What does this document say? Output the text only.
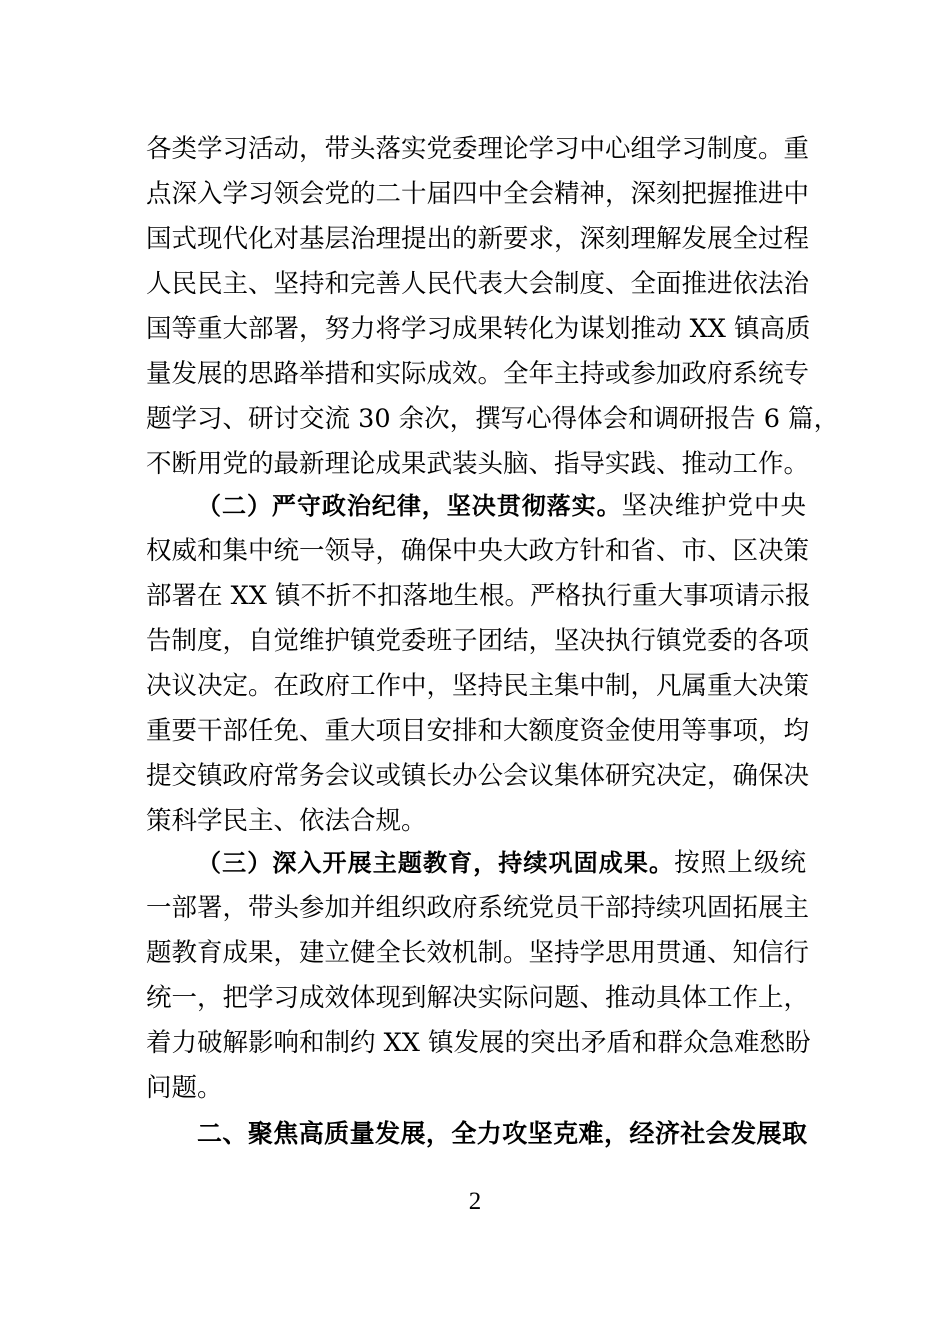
各类学习活动，带头落实党委理论学习中心组学习制度。重
点深入学习领会党的二十届四中全会精神，深刻把握推进中
国式现代化对基层治理提出的新要求，深刻理解发展全过程
人民民主、坚持和完善人民代表大会制度、全面推进依法治
国等重大部署，努力将学习成果转化为谋划推动 XX 镇高质
量发展的思路举措和实际成效。全年主持或参加政府系统专
题学习、研讨交流 30 余次，撰写心得体会和调研报告 6 篇，
不断用党的最新理论成果武装头脑、指导实践、推动工作。
（二）严守政治纪律，坚决贯彻落实。坚决维护党中央
权威和集中统一领导，确保中央大政方针和省、市、区决策
部署在 XX 镇不折不扣落地生根。严格执行重大事项请示报
告制度，自觉维护镇党委班子团结，坚决执行镇党委的各项
决议决定。在政府工作中，坚持民主集中制，凡属重大决策
重要干部任免、重大项目安排和大额度资金使用等事项，均
提交镇政府常务会议或镇长办公会议集体研究决定，确保决
策科学民主、依法合规。
（三）深入开展主题教育，持续巩固成果。按照上级统
一部署，带头参加并组织政府系统党员干部持续巩固拓展主
题教育成果，建立健全长效机制。坚持学思用贯通、知信行
统一，把学习成效体现到解决实际问题、推动具体工作上，
着力破解影响和制约 XX 镇发展的突出矛盾和群众急难愁盼
问题。
二、聚焦高质量发展，全力攻坚克难，经济社会发展取
2
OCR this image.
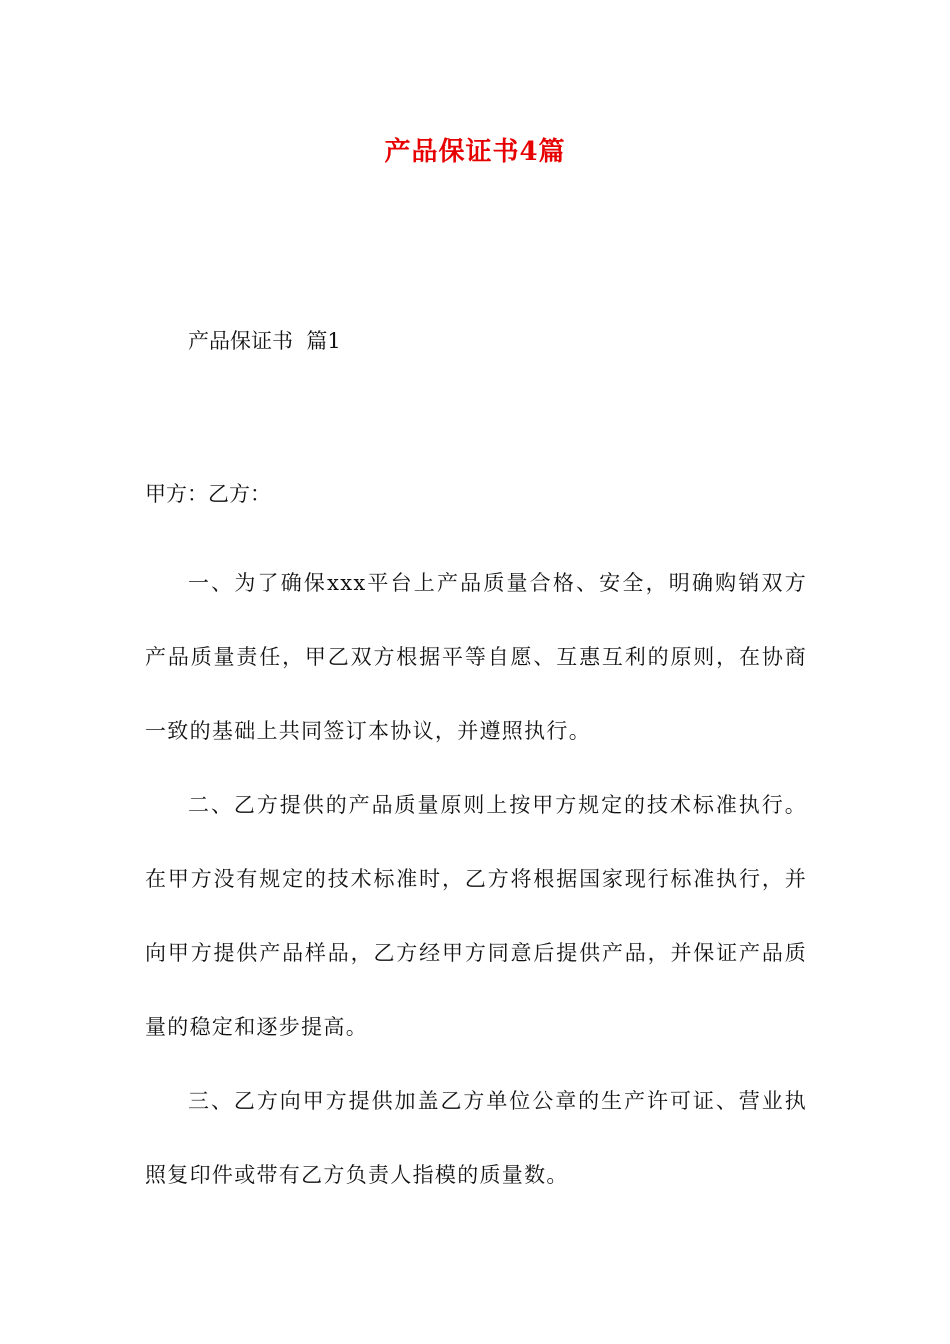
产品保证书4篇
产品保证书  篇1
甲方：乙方：

一、为了确保xxx平台上产品质量合格、安全，明确购销双方产品质量责任，甲乙双方根据平等自愿、互惠互利的原则，在协商一致的基础上共同签订本协议，并遵照执行。

二、乙方提供的产品质量原则上按甲方规定的技术标准执行。在甲方没有规定的技术标准时，乙方将根据国家现行标准执行，并向甲方提供产品样品，乙方经甲方同意后提供产品，并保证产品质量的稳定和逐步提高。

三、乙方向甲方提供加盖乙方单位公章的生产许可证、营业执照复印件或带有乙方负责人指模的质量数。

# # # # #

Given request: Please leave out the pictures while you copy exactly the lines from the one containing "OCR this image." through the end of the records.

The solution:
OCR this image.
产品保证书4篇
产品保证书  篇1
甲方：乙方：

一、为了确保xxx平台上产品质量合格、安全，明确购销双方产品质量责任，甲乙双方根据平等自愿、互惠互利的原则，在协商一致的基础上共同签订本协议，并遵照执行。

二、乙方提供的产品质量原则上按甲方规定的技术标准执行。在甲方没有规定的技术标准时，乙方将根据国家现行标准执行，并向甲方提供产品样品，乙方经甲方同意后提供产品，并保证产品质量的稳定和逐步提高。

三、乙方向甲方提供加盖乙方单位公章的生产许可证、营业执照复印件或带有乙方负责人指模的质量数。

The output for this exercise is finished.